-- GIVEN PROBLEM --
Your task is to copy each line that has the word "drivers".

***** DATA *****

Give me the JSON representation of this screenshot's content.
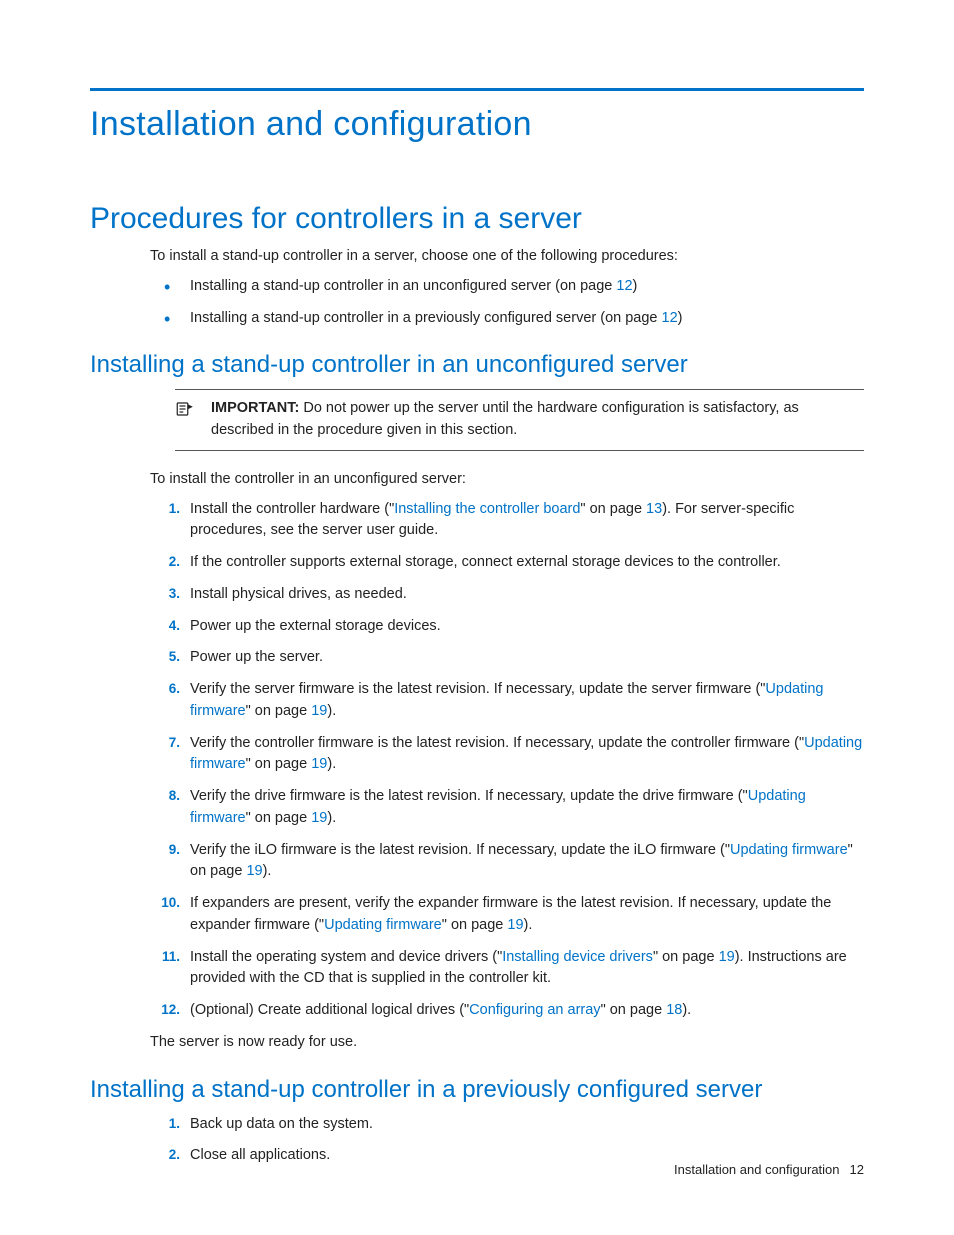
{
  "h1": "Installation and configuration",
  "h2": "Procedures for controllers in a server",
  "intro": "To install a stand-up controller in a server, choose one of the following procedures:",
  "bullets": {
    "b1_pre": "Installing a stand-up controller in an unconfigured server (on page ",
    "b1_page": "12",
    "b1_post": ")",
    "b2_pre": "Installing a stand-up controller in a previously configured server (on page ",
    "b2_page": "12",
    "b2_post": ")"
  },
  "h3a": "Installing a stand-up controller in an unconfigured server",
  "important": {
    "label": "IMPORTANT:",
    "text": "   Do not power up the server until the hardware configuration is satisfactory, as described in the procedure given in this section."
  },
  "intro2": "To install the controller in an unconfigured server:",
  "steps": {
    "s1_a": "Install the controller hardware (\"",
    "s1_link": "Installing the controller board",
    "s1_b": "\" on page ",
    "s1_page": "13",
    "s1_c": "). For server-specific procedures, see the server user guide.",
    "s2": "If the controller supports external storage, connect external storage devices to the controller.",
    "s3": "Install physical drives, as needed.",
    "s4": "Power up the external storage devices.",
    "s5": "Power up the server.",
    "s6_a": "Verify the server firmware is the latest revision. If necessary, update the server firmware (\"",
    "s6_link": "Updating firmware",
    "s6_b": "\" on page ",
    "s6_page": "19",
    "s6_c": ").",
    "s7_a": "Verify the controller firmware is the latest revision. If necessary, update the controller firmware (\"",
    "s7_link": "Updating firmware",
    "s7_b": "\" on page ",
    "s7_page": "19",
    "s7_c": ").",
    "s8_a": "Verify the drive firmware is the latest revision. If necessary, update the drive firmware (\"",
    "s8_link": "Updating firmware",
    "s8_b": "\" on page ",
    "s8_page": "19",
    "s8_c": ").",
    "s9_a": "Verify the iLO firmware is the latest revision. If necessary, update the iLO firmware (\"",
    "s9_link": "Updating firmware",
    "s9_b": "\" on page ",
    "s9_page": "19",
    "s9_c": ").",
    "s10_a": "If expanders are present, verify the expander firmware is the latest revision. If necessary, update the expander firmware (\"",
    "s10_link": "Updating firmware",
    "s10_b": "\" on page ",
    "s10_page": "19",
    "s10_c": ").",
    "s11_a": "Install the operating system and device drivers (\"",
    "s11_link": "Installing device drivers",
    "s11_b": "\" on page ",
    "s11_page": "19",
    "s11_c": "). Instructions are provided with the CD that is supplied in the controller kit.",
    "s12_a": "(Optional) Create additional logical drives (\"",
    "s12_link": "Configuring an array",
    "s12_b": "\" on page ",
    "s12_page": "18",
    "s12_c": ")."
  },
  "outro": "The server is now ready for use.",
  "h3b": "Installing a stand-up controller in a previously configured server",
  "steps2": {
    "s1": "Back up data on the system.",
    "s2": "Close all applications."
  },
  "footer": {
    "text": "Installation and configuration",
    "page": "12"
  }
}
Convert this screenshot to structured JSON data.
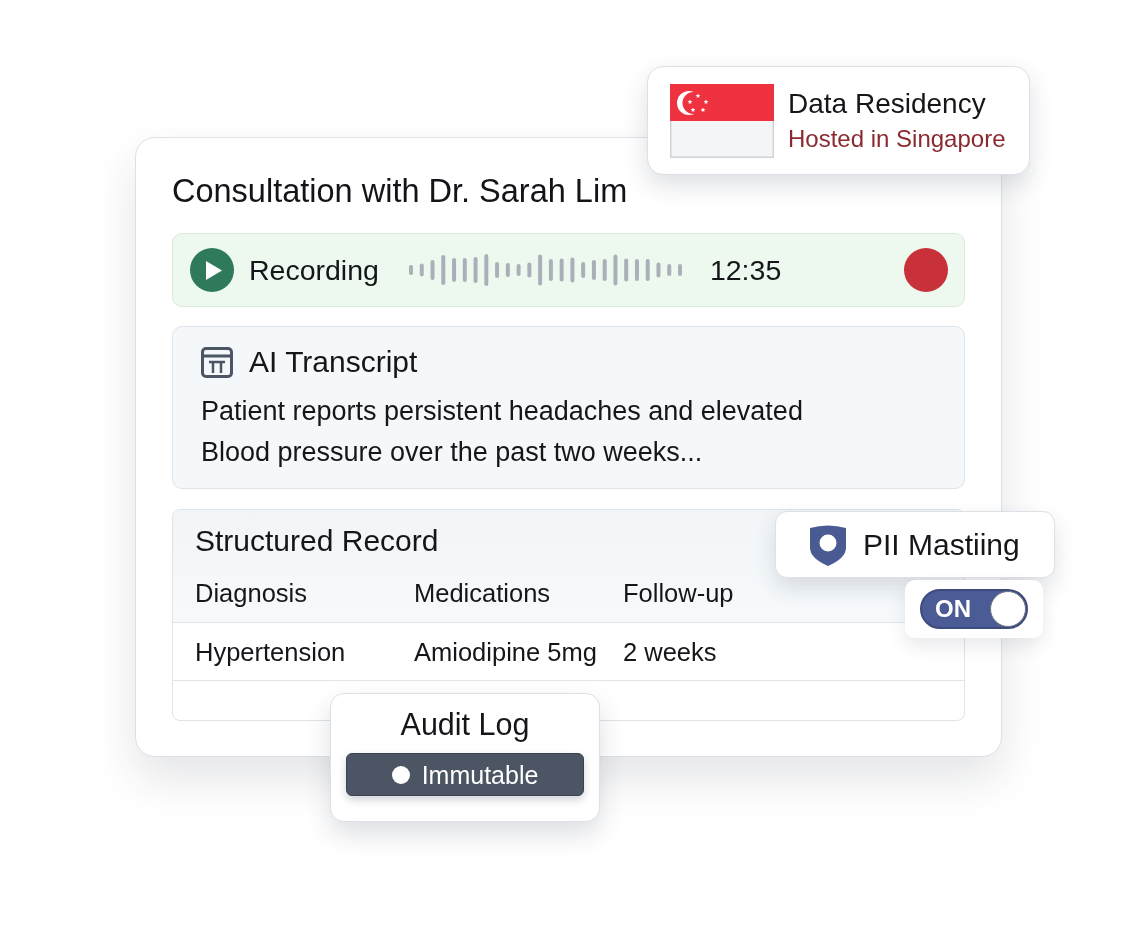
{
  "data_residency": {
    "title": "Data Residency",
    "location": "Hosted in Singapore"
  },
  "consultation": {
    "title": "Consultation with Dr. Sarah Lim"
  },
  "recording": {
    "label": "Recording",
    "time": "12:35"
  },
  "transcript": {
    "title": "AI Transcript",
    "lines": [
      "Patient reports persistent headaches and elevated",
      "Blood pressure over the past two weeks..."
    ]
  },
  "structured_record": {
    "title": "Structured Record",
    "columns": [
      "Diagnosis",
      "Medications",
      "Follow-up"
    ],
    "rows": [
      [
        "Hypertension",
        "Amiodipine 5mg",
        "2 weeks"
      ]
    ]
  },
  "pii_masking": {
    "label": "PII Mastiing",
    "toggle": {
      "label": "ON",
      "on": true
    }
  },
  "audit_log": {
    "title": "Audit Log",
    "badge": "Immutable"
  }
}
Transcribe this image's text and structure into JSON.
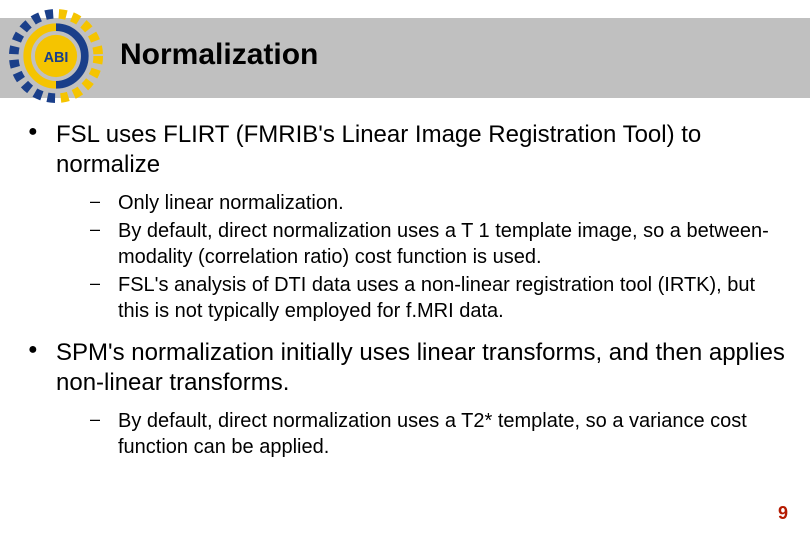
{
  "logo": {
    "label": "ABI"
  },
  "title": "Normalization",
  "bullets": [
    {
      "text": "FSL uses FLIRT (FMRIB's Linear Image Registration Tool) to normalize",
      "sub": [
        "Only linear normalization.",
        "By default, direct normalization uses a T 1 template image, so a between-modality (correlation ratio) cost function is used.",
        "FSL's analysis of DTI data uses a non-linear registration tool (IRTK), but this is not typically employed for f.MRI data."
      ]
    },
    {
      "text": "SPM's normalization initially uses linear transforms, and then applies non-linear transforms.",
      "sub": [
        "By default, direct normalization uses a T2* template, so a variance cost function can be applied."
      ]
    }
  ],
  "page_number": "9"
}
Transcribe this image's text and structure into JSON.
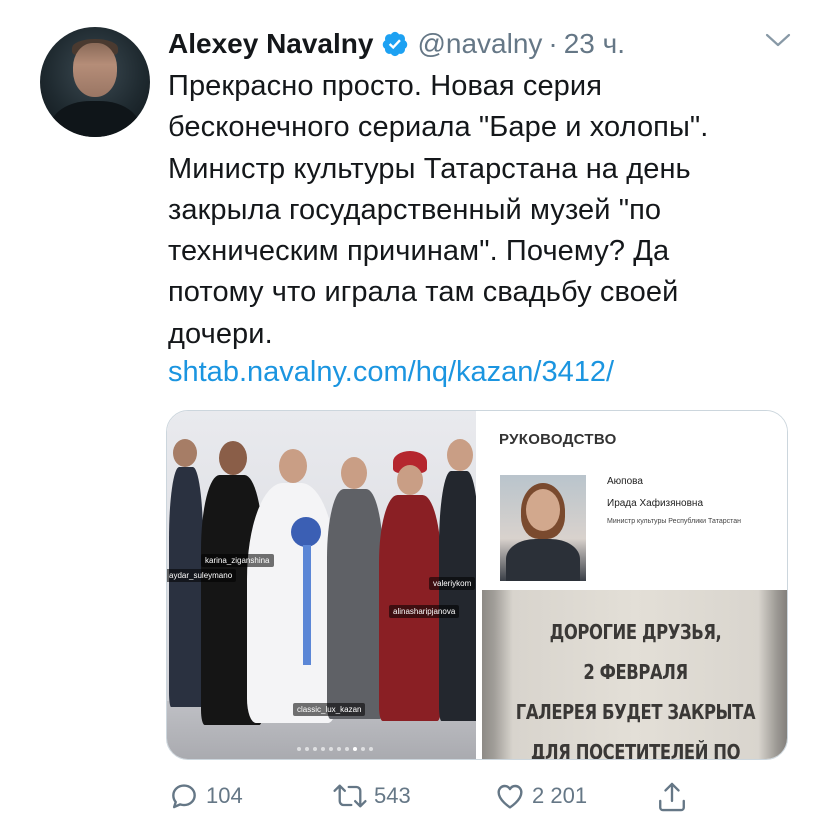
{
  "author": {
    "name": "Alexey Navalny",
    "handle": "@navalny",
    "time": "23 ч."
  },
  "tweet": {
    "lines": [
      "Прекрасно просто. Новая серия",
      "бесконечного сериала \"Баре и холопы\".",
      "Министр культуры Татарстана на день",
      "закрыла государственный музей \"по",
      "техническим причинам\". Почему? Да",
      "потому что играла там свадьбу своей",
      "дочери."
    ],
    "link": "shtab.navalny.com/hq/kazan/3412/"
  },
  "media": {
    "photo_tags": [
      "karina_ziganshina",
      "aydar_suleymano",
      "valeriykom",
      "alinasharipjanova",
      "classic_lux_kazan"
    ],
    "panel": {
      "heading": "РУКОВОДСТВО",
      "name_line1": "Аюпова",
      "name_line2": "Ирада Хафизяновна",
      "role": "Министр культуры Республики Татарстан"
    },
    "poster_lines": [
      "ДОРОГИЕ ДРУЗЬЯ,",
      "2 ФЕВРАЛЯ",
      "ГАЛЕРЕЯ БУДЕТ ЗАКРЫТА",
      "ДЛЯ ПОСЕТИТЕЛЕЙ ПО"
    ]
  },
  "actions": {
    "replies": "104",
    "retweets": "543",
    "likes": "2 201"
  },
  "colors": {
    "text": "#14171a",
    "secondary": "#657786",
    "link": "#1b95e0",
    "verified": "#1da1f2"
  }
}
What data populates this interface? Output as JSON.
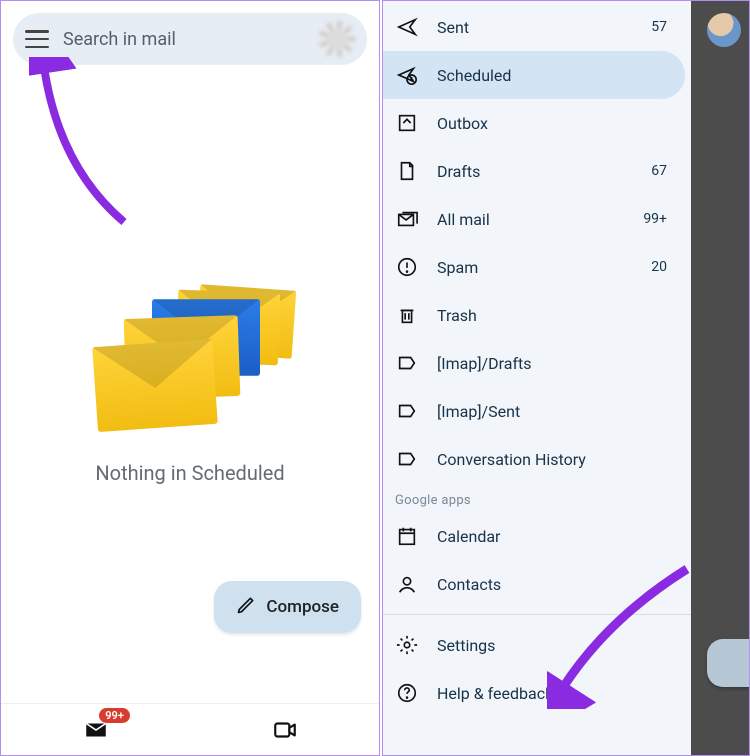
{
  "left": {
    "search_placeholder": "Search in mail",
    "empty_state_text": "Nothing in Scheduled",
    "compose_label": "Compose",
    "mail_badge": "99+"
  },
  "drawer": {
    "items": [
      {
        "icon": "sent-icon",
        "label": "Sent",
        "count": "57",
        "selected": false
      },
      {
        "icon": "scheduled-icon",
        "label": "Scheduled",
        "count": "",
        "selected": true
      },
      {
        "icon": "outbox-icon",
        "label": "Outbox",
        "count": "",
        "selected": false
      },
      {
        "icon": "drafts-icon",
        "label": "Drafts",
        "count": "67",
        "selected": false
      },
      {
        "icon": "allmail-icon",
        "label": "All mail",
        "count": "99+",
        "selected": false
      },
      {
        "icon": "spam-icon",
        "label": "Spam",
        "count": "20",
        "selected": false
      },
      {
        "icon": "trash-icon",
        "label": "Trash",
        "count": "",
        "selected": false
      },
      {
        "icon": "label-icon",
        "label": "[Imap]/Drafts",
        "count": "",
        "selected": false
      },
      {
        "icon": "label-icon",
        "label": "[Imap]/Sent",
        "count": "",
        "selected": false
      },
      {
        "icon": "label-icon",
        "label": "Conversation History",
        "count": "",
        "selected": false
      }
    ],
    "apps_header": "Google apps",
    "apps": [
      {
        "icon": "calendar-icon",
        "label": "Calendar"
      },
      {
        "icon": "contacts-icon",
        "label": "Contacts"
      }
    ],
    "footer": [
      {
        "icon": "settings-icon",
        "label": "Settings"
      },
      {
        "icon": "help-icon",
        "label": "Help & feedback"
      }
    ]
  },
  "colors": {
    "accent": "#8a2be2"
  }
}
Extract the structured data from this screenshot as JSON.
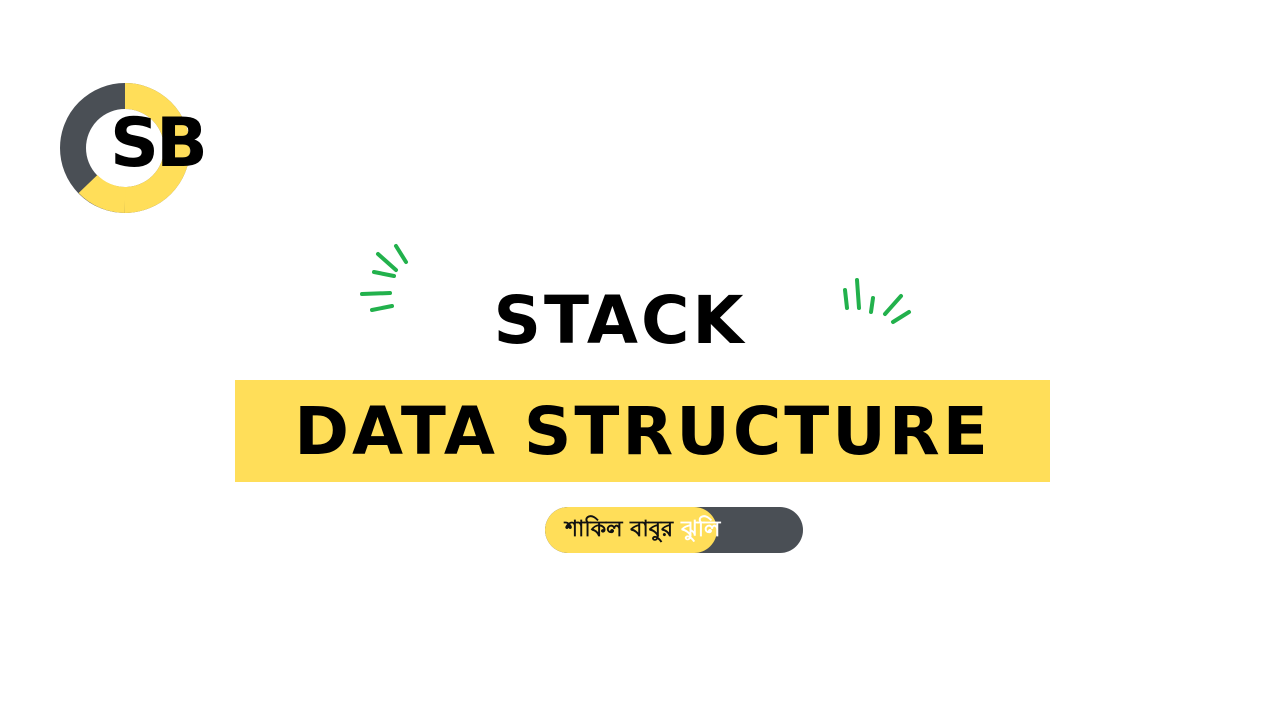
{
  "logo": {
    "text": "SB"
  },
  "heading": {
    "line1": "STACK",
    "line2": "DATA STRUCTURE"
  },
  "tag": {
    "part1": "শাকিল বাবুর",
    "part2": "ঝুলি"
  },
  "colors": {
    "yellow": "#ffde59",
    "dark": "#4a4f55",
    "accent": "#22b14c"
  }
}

*****

-- THE RESULT --
    "s11_a": "Install the operating system and device drivers (\"",
    "s11_link": "Installing device drivers",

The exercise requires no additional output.